EXTRACTED DATA:
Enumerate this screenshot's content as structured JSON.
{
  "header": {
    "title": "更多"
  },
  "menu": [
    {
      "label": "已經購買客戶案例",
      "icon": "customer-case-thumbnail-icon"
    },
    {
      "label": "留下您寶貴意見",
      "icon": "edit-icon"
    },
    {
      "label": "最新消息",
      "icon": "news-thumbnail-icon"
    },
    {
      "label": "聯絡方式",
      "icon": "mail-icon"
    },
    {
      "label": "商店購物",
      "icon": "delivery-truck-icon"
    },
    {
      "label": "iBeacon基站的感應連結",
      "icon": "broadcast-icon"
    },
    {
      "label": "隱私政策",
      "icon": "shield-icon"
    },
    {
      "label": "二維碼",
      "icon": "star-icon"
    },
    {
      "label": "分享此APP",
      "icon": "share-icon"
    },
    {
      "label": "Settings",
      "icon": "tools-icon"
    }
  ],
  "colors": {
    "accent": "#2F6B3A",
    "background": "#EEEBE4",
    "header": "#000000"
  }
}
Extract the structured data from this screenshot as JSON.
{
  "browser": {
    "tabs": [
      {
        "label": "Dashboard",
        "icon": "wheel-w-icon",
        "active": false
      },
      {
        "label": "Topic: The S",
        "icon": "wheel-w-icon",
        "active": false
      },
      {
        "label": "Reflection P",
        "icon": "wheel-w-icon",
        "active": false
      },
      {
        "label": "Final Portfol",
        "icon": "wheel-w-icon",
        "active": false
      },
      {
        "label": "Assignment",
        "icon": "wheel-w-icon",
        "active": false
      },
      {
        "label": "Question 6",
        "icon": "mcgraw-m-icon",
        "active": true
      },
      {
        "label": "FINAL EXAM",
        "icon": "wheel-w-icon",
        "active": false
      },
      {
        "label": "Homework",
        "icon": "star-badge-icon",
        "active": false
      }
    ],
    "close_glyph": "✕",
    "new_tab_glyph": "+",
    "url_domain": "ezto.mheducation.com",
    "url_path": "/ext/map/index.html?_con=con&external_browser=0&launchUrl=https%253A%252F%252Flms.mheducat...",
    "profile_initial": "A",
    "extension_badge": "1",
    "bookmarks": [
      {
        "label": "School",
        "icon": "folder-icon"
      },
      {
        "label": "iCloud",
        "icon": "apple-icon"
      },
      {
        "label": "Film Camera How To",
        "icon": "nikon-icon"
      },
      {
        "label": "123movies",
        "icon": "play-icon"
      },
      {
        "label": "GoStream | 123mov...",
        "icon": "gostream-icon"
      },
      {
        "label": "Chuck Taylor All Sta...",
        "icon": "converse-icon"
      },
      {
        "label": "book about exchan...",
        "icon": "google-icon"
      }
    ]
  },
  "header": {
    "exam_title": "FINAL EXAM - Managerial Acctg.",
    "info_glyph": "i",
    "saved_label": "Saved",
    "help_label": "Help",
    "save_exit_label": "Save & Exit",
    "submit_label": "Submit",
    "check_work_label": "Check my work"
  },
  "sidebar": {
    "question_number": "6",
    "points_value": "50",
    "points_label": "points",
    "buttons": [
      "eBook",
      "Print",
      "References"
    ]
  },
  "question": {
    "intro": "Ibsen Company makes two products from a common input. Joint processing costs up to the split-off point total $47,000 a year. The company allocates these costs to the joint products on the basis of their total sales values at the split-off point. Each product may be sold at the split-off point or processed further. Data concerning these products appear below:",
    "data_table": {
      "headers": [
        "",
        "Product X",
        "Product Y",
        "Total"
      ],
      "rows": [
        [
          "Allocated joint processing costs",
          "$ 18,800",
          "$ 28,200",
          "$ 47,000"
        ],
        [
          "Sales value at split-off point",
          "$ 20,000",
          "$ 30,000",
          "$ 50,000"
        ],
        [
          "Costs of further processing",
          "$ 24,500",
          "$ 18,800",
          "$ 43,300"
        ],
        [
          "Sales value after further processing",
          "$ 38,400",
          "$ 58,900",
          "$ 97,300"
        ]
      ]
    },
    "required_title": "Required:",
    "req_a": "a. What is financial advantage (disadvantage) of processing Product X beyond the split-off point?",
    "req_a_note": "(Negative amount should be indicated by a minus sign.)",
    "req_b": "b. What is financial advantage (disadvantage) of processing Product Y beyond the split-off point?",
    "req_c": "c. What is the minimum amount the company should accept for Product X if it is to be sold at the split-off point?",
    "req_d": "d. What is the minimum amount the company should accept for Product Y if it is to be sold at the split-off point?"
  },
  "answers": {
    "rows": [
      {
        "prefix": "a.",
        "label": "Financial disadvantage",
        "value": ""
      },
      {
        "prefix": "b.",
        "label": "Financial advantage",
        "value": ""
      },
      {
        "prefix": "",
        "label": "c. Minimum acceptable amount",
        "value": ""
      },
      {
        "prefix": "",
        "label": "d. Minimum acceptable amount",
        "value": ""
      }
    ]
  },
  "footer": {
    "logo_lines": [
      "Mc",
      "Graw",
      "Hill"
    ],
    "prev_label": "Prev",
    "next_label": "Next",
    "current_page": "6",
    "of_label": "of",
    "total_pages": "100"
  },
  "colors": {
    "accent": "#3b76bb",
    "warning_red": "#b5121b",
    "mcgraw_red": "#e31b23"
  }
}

TASK PROMPT:
Recopy the entries above exactly, with every line included.

WRITTEN RESPONSE:
Enumerate this screenshot's content as structured JSON.
{
  "header": {
    "title": "更多"
  },
  "menu": [
    {
      "label": "已經購買客戶案例",
      "icon": "customer-case-thumbnail-icon"
    },
    {
      "label": "留下您寶貴意見",
      "icon": "edit-icon"
    },
    {
      "label": "最新消息",
      "icon": "news-thumbnail-icon"
    },
    {
      "label": "聯絡方式",
      "icon": "mail-icon"
    },
    {
      "label": "商店購物",
      "icon": "delivery-truck-icon"
    },
    {
      "label": "iBeacon基站的感應連結",
      "icon": "broadcast-icon"
    },
    {
      "label": "隱私政策",
      "icon": "shield-icon"
    },
    {
      "label": "二維碼",
      "icon": "star-icon"
    },
    {
      "label": "分享此APP",
      "icon": "share-icon"
    },
    {
      "label": "Settings",
      "icon": "tools-icon"
    }
  ],
  "colors": {
    "accent": "#2F6B3A",
    "background": "#EEEBE4",
    "header": "#000000"
  }
}
Extract the structured data from this screenshot as JSON.
{
  "browser": {
    "tabs": [
      {
        "label": "Dashboard",
        "icon": "wheel-w-icon",
        "active": false
      },
      {
        "label": "Topic: The S",
        "icon": "wheel-w-icon",
        "active": false
      },
      {
        "label": "Reflection P",
        "icon": "wheel-w-icon",
        "active": false
      },
      {
        "label": "Final Portfol",
        "icon": "wheel-w-icon",
        "active": false
      },
      {
        "label": "Assignment",
        "icon": "wheel-w-icon",
        "active": false
      },
      {
        "label": "Question 6",
        "icon": "mcgraw-m-icon",
        "active": true
      },
      {
        "label": "FINAL EXAM",
        "icon": "wheel-w-icon",
        "active": false
      },
      {
        "label": "Homework",
        "icon": "star-badge-icon",
        "active": false
      }
    ],
    "close_glyph": "✕",
    "new_tab_glyph": "+",
    "url_domain": "ezto.mheducation.com",
    "url_path": "/ext/map/index.html?_con=con&external_browser=0&launchUrl=https%253A%252F%252Flms.mheducat...",
    "profile_initial": "A",
    "extension_badge": "1",
    "bookmarks": [
      {
        "label": "School",
        "icon": "folder-icon"
      },
      {
        "label": "iCloud",
        "icon": "apple-icon"
      },
      {
        "label": "Film Camera How To",
        "icon": "nikon-icon"
      },
      {
        "label": "123movies",
        "icon": "play-icon"
      },
      {
        "label": "GoStream | 123mov...",
        "icon": "gostream-icon"
      },
      {
        "label": "Chuck Taylor All Sta...",
        "icon": "converse-icon"
      },
      {
        "label": "book about exchan...",
        "icon": "google-icon"
      }
    ]
  },
  "header": {
    "exam_title": "FINAL EXAM - Managerial Acctg.",
    "info_glyph": "i",
    "saved_label": "Saved",
    "help_label": "Help",
    "save_exit_label": "Save & Exit",
    "submit_label": "Submit",
    "check_work_label": "Check my work"
  },
  "sidebar": {
    "question_number": "6",
    "points_value": "50",
    "points_label": "points",
    "buttons": [
      "eBook",
      "Print",
      "References"
    ]
  },
  "question": {
    "intro": "Ibsen Company makes two products from a common input. Joint processing costs up to the split-off point total $47,000 a year. The company allocates these costs to the joint products on the basis of their total sales values at the split-off point. Each product may be sold at the split-off point or processed further. Data concerning these products appear below:",
    "data_table": {
      "headers": [
        "",
        "Product X",
        "Product Y",
        "Total"
      ],
      "rows": [
        [
          "Allocated joint processing costs",
          "$ 18,800",
          "$ 28,200",
          "$ 47,000"
        ],
        [
          "Sales value at split-off point",
          "$ 20,000",
          "$ 30,000",
          "$ 50,000"
        ],
        [
          "Costs of further processing",
          "$ 24,500",
          "$ 18,800",
          "$ 43,300"
        ],
        [
          "Sales value after further processing",
          "$ 38,400",
          "$ 58,900",
          "$ 97,300"
        ]
      ]
    },
    "required_title": "Required:",
    "req_a": "a. What is financial advantage (disadvantage) of processing Product X beyond the split-off point?",
    "req_a_note": "(Negative amount should be indicated by a minus sign.)",
    "req_b": "b. What is financial advantage (disadvantage) of processing Product Y beyond the split-off point?",
    "req_c": "c. What is the minimum amount the company should accept for Product X if it is to be sold at the split-off point?",
    "req_d": "d. What is the minimum amount the company should accept for Product Y if it is to be sold at the split-off point?"
  },
  "answers": {
    "rows": [
      {
        "prefix": "a.",
        "label": "Financial disadvantage",
        "value": ""
      },
      {
        "prefix": "b.",
        "label": "Financial advantage",
        "value": ""
      },
      {
        "prefix": "",
        "label": "c. Minimum acceptable amount",
        "value": ""
      },
      {
        "prefix": "",
        "label": "d. Minimum acceptable amount",
        "value": ""
      }
    ]
  },
  "footer": {
    "logo_lines": [
      "Mc",
      "Graw",
      "Hill"
    ],
    "prev_label": "Prev",
    "next_label": "Next",
    "current_page": "6",
    "of_label": "of",
    "total_pages": "100"
  },
  "colors": {
    "accent": "#3b76bb",
    "warning_red": "#b5121b",
    "mcgraw_red": "#e31b23"
  }
}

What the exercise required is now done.